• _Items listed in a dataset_
/---

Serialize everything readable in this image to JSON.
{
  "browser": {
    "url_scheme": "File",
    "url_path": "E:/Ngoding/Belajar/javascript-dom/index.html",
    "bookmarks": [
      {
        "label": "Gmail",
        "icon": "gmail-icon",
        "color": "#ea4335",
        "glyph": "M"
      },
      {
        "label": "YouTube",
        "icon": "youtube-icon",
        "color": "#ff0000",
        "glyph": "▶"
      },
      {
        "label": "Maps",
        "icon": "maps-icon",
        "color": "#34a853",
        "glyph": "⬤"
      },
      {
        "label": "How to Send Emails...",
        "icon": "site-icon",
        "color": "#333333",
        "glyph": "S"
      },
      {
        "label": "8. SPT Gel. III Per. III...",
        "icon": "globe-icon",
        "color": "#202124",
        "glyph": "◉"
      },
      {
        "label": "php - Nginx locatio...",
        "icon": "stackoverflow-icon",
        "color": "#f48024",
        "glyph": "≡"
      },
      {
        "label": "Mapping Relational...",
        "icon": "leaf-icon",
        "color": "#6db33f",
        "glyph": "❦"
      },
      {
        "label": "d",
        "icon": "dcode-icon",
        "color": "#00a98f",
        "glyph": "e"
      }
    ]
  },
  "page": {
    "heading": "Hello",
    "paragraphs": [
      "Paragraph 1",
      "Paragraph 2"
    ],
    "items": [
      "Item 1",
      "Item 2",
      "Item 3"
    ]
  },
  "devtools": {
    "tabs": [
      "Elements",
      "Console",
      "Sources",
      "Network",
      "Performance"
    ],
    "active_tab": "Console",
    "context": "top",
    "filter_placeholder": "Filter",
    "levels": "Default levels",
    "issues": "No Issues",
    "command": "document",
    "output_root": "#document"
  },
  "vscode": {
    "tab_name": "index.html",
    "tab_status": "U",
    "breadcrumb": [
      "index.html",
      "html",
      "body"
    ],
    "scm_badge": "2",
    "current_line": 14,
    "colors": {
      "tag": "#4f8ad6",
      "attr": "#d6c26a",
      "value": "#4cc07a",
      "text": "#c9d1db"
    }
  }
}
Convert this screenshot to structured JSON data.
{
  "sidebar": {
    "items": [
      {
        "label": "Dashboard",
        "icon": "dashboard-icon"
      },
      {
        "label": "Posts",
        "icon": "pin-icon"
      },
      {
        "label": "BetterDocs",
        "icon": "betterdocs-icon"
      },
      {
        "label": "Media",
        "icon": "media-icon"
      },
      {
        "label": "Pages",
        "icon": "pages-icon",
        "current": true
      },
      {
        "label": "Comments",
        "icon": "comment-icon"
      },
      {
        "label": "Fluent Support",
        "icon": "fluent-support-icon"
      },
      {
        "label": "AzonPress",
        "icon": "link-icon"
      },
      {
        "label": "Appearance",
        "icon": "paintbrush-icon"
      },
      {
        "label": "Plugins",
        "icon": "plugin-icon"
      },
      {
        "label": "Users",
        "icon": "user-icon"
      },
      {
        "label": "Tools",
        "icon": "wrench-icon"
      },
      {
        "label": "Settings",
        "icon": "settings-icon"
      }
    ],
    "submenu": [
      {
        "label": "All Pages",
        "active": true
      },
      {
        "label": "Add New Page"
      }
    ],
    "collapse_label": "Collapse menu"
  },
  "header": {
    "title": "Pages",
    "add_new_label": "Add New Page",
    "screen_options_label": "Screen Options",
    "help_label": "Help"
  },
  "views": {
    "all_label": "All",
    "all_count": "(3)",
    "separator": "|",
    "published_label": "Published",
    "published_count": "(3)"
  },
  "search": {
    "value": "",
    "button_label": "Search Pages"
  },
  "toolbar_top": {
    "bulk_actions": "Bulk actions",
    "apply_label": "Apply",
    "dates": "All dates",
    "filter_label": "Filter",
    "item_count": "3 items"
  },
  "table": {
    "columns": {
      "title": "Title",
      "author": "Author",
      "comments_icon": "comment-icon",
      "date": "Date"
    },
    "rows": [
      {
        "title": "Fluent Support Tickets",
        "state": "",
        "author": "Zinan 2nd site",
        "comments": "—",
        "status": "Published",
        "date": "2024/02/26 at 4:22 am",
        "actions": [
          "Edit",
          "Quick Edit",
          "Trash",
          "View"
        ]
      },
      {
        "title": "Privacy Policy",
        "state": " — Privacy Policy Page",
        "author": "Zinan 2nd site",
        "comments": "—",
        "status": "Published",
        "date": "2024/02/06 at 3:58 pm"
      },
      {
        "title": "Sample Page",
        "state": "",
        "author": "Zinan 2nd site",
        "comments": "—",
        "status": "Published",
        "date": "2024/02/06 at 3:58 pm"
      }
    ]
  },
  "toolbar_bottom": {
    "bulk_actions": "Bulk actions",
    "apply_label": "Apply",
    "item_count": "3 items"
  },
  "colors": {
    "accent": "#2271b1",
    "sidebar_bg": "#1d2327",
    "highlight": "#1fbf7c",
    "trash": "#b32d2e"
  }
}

\---

Copy each line from the records above that includes the string "Filter".

    "filter_placeholder": "Filter",
    "filter_label": "Filter",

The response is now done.